**Source extract**
Outbacks of Sanity

Should I ever write a book not on the VM itself but one the research which is done on it (and the people doing it), I’ll call it In the Outbacks of Sanity.

I’m not sure: Either only people with a peculiar mindset are attracted to the VM, or the VM corrupts otherwise sane minds into something which “isn’t really mad, but definitely bipolar on weekends”.

Entropy Wonder

I wonder in how far the correct or wrong transcription system affects the observed entropy of the VM text, namely the observed “low information content”.

Obviously, there are two major ways in which the transcription can be wrong: Either ciphertext character strings are broken up or joined at the wrong position (Is qo really one letter or two? What about dain, daiin and daiiin?), or characters which are identical are treated as different, or vice versa. (C/e/cc/ch come to mind. How many different gallows are really there?)

What would the effect on entropy be? Perhaps I should look up the old statistics books and see what difference a larger/smaller word length and/or character set would make.

**What needs to be done**
Answer these questions from the VM notes above:
(a) What title would the writer give a book on the research done on the VM?
(b) Which property of the VM text might the transcription system affect?
(c) Which characters are mentioned as possibly identical but treated as different?

**Data lines**

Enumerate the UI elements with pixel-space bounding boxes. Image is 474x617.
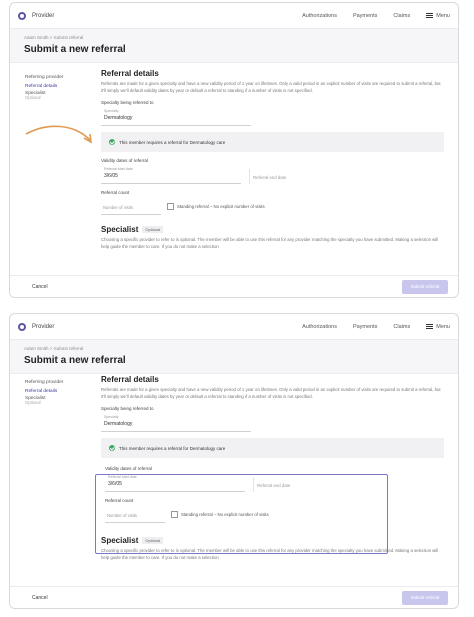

**Answer to the exercise**
(a) In the Outbacks of Sanity
(b) Its observed entropy, namely the observed "low information content"
(c) C/e/cc/ch